GOAL OF THE EXERCISE
Copy out all lines with the word "Sitz" in them.

--- Start DATA ENTRIES ---

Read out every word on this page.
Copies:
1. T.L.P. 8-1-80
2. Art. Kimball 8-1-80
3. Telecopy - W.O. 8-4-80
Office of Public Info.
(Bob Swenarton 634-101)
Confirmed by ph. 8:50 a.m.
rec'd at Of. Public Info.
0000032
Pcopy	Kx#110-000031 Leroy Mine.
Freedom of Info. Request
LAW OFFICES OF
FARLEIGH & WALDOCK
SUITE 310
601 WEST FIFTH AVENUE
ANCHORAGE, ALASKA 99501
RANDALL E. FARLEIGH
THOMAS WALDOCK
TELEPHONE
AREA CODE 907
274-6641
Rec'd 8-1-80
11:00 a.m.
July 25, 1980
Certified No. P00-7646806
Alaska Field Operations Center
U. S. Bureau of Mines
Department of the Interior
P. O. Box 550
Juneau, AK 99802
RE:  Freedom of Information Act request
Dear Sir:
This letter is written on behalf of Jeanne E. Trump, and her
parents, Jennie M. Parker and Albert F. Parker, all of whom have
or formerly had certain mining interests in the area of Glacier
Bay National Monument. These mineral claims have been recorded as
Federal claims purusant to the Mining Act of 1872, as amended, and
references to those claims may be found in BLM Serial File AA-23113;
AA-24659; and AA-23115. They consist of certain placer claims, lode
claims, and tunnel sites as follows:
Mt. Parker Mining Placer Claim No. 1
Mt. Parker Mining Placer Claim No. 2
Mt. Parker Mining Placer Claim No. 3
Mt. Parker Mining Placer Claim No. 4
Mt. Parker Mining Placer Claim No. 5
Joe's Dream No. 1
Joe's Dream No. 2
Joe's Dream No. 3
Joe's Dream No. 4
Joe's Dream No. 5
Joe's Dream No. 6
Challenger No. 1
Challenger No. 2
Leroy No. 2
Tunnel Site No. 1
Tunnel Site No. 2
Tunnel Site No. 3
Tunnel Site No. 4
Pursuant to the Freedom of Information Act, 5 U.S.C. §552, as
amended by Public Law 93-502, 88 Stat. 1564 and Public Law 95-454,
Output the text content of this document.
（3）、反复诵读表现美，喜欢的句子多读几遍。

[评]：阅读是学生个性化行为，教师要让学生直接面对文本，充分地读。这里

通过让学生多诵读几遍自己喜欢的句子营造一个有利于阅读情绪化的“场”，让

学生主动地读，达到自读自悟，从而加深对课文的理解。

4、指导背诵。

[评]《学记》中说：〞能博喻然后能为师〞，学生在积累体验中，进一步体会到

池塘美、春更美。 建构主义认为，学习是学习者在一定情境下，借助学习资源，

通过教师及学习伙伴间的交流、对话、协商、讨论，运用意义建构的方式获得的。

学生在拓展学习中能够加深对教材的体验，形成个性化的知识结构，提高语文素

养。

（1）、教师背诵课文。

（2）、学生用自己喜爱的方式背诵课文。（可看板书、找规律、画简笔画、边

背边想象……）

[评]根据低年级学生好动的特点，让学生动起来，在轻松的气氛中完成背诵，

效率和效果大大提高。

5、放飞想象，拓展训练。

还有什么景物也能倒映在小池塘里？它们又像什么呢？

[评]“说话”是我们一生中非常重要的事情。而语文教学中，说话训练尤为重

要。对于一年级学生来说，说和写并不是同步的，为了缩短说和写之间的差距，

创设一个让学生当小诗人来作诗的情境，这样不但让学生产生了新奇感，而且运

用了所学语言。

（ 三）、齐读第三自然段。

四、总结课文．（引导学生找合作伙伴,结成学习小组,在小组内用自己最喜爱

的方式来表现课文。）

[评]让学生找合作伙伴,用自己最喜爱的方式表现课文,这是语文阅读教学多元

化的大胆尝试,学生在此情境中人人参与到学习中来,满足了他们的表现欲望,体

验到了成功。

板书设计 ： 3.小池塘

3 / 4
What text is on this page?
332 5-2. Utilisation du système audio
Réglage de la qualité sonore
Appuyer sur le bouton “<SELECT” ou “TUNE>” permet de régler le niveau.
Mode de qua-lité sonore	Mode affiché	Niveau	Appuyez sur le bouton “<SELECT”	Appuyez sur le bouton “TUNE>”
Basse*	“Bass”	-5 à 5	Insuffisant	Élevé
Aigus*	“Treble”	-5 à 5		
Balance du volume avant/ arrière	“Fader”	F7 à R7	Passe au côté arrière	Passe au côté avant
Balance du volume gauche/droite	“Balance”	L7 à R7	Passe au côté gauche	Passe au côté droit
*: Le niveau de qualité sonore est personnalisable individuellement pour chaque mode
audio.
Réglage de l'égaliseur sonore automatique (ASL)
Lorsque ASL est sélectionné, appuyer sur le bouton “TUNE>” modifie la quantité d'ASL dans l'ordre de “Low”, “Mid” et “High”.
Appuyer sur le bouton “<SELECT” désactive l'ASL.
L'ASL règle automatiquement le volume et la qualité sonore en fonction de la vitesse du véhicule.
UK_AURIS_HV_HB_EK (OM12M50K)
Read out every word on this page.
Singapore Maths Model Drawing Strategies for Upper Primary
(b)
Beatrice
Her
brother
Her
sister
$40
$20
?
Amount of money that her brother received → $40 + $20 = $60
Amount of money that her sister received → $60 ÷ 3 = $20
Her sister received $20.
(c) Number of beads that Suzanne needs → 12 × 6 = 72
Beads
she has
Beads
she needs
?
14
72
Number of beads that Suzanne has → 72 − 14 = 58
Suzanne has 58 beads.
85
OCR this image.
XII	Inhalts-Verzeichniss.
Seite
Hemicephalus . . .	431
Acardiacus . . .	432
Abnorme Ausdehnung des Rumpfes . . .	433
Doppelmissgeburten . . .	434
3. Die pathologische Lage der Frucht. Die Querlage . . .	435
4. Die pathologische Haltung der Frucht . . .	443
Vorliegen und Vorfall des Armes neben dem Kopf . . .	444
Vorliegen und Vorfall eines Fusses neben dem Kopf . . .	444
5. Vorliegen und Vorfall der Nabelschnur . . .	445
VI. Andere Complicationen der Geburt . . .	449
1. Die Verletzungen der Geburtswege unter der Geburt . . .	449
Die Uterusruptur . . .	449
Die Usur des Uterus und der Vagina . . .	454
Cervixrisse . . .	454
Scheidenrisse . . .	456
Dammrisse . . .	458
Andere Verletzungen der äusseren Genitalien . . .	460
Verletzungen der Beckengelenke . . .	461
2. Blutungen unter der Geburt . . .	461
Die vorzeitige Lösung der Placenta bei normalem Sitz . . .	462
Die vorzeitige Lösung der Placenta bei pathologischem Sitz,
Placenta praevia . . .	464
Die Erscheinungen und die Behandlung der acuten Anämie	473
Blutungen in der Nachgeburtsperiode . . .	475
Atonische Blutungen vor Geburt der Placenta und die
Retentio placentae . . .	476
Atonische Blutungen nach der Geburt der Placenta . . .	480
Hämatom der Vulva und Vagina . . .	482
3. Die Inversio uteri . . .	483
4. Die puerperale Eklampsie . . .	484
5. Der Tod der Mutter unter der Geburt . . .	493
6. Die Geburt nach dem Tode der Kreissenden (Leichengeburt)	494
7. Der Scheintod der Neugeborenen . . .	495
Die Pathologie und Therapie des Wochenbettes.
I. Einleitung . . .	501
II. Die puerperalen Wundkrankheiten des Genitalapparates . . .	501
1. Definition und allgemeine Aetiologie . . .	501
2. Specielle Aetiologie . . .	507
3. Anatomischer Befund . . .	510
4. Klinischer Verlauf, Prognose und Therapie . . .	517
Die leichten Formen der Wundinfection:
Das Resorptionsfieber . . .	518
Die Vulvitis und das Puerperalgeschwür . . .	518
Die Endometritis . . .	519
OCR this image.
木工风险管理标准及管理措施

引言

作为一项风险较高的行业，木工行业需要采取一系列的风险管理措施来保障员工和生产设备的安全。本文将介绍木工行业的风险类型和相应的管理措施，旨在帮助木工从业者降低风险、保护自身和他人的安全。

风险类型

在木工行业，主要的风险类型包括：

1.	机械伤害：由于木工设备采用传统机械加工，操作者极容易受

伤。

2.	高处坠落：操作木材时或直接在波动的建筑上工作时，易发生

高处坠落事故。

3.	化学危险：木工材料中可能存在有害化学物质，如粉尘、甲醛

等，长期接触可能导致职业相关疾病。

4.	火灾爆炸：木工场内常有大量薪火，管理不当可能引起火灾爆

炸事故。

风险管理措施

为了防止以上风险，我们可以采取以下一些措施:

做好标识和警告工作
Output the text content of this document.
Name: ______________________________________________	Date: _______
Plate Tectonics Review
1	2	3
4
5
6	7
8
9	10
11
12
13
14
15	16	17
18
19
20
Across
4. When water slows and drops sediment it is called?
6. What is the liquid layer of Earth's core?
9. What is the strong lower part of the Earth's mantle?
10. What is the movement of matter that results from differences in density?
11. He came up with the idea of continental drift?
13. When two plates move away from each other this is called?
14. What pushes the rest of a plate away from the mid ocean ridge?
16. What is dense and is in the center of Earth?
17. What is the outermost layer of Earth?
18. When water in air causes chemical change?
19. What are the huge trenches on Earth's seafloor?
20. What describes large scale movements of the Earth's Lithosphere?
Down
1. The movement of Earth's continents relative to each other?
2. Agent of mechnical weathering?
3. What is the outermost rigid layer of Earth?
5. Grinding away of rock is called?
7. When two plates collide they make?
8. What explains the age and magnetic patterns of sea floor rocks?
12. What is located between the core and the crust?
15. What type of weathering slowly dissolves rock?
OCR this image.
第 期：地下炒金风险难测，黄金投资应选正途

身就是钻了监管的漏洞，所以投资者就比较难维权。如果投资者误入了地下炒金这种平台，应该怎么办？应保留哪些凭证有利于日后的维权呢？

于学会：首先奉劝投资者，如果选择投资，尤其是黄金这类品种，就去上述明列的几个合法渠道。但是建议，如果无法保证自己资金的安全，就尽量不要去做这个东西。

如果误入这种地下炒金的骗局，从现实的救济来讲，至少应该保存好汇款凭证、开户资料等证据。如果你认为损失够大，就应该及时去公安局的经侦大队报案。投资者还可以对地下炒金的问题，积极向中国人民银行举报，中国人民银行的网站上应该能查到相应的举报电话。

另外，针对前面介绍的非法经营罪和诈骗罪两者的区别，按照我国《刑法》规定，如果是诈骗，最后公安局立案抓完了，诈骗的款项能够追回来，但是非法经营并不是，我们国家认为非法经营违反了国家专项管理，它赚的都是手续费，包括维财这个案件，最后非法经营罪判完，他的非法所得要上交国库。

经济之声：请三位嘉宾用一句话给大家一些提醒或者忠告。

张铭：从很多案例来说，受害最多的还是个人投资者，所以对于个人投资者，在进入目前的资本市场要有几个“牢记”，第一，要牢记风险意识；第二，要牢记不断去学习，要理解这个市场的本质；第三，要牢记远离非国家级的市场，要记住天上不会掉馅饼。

--- End DATA ENTRIES ---

TASK OUTPUT
Die vorzeitige Lösung der Placenta bei normalem Sitz . . .	462
Die vorzeitige Lösung der Placenta bei pathologischem Sitz,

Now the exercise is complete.